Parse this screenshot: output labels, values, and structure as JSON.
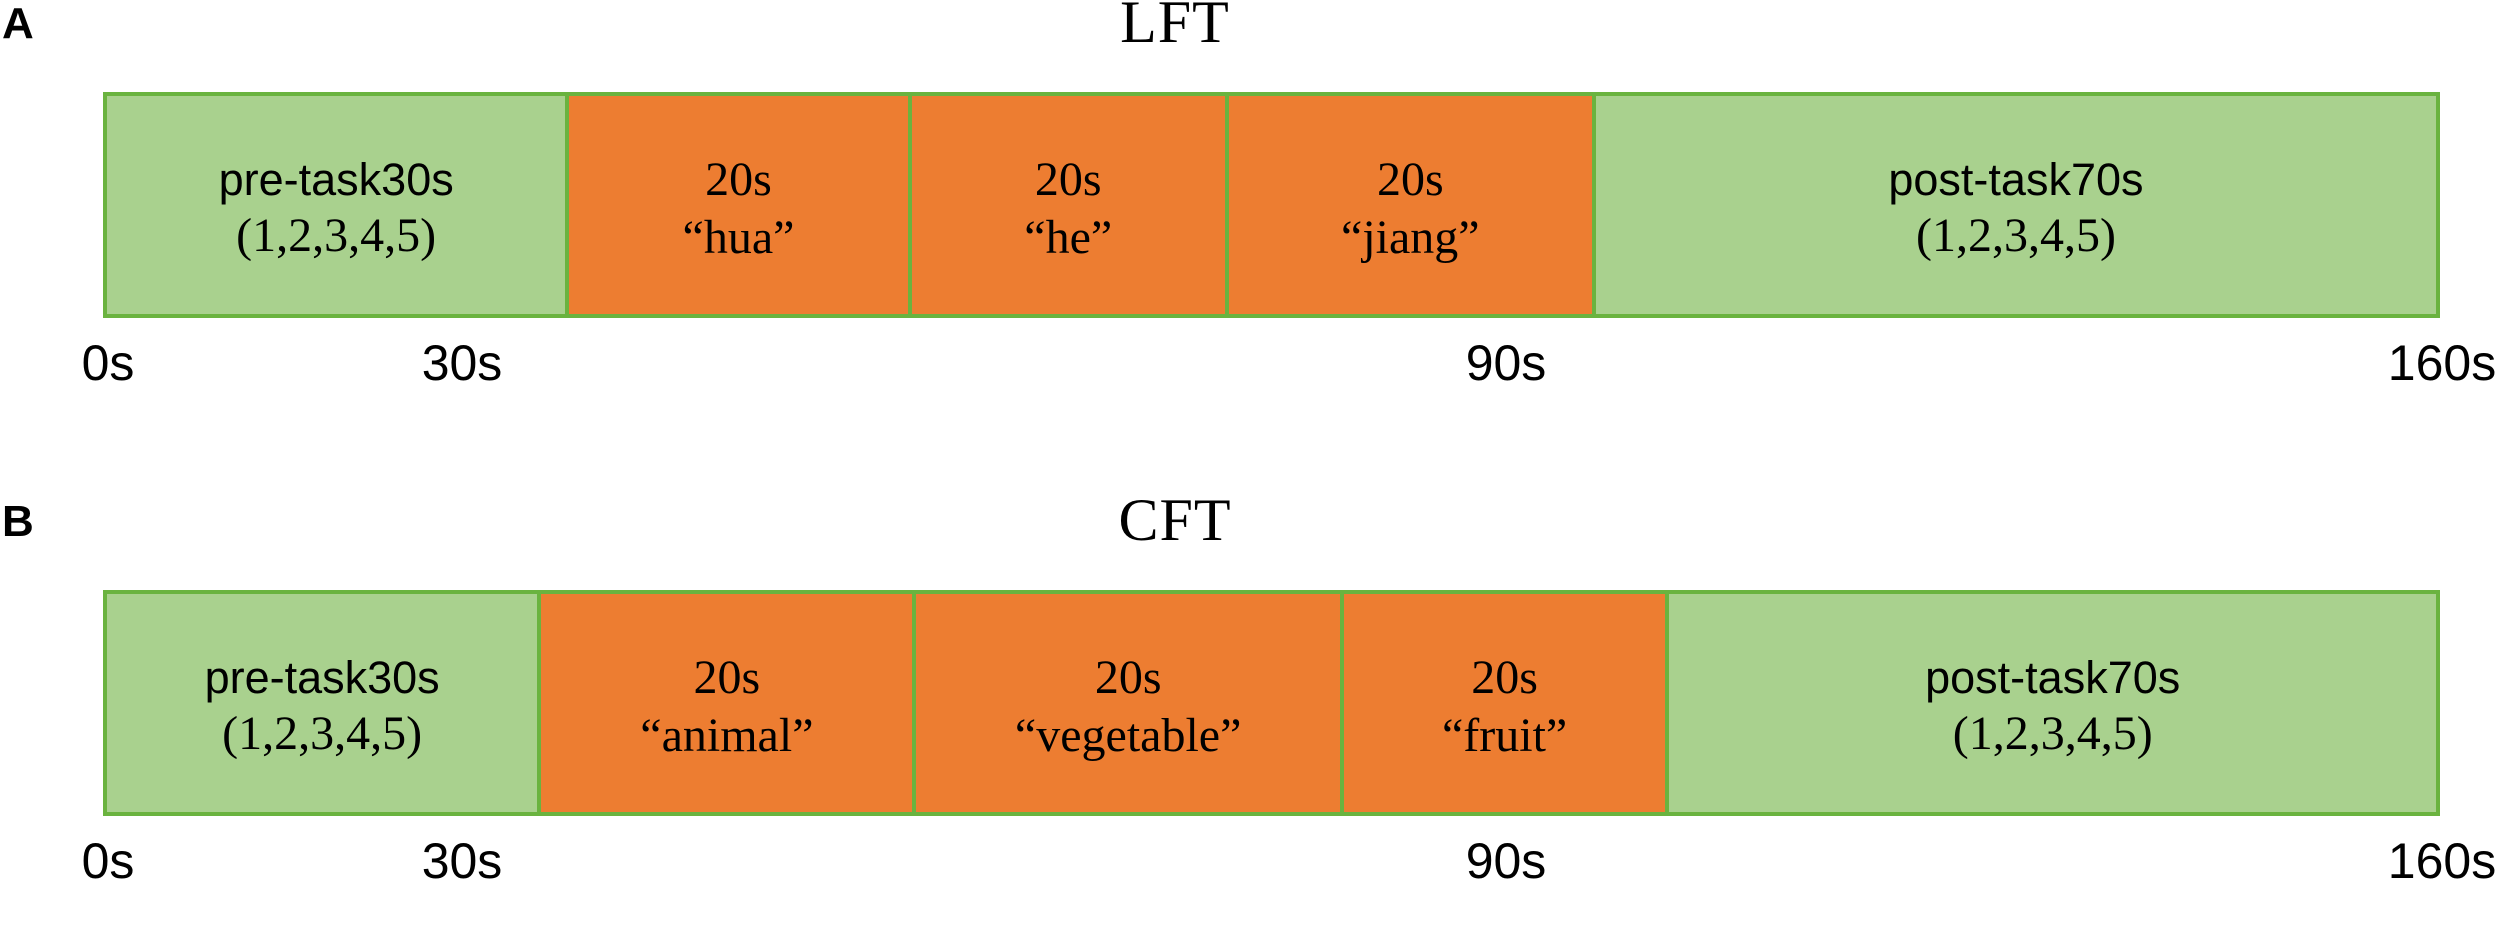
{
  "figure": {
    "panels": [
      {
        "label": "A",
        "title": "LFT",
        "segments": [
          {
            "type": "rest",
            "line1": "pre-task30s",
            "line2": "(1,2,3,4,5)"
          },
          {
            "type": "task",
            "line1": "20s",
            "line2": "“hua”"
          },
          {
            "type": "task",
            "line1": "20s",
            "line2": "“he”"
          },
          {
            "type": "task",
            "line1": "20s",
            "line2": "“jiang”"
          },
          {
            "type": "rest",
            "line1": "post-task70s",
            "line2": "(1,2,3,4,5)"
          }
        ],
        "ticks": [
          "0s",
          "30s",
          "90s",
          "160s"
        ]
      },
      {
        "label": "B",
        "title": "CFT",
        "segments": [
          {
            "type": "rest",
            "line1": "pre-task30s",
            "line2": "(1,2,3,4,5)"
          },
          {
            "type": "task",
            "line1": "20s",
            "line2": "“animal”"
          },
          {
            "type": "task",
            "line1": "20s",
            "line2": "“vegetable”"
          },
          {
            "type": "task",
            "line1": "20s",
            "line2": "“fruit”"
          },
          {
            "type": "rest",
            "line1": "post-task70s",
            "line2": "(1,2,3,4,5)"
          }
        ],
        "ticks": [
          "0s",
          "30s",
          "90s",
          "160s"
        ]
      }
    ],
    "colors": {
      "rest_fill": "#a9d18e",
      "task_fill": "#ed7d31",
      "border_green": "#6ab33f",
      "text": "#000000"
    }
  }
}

· · · · ·

TASK OBJECTIVE =>
Give every record again exactly, apart from the pictures, which stay out.

OUTPUT BELOW =>
Parse this screenshot: output labels, values, and structure as JSON.
{
  "figure": {
    "panels": [
      {
        "label": "A",
        "title": "LFT",
        "segments": [
          {
            "type": "rest",
            "line1": "pre-task30s",
            "line2": "(1,2,3,4,5)"
          },
          {
            "type": "task",
            "line1": "20s",
            "line2": "“hua”"
          },
          {
            "type": "task",
            "line1": "20s",
            "line2": "“he”"
          },
          {
            "type": "task",
            "line1": "20s",
            "line2": "“jiang”"
          },
          {
            "type": "rest",
            "line1": "post-task70s",
            "line2": "(1,2,3,4,5)"
          }
        ],
        "ticks": [
          "0s",
          "30s",
          "90s",
          "160s"
        ]
      },
      {
        "label": "B",
        "title": "CFT",
        "segments": [
          {
            "type": "rest",
            "line1": "pre-task30s",
            "line2": "(1,2,3,4,5)"
          },
          {
            "type": "task",
            "line1": "20s",
            "line2": "“animal”"
          },
          {
            "type": "task",
            "line1": "20s",
            "line2": "“vegetable”"
          },
          {
            "type": "task",
            "line1": "20s",
            "line2": "“fruit”"
          },
          {
            "type": "rest",
            "line1": "post-task70s",
            "line2": "(1,2,3,4,5)"
          }
        ],
        "ticks": [
          "0s",
          "30s",
          "90s",
          "160s"
        ]
      }
    ],
    "colors": {
      "rest_fill": "#a9d18e",
      "task_fill": "#ed7d31",
      "border_green": "#6ab33f",
      "text": "#000000"
    }
  }
}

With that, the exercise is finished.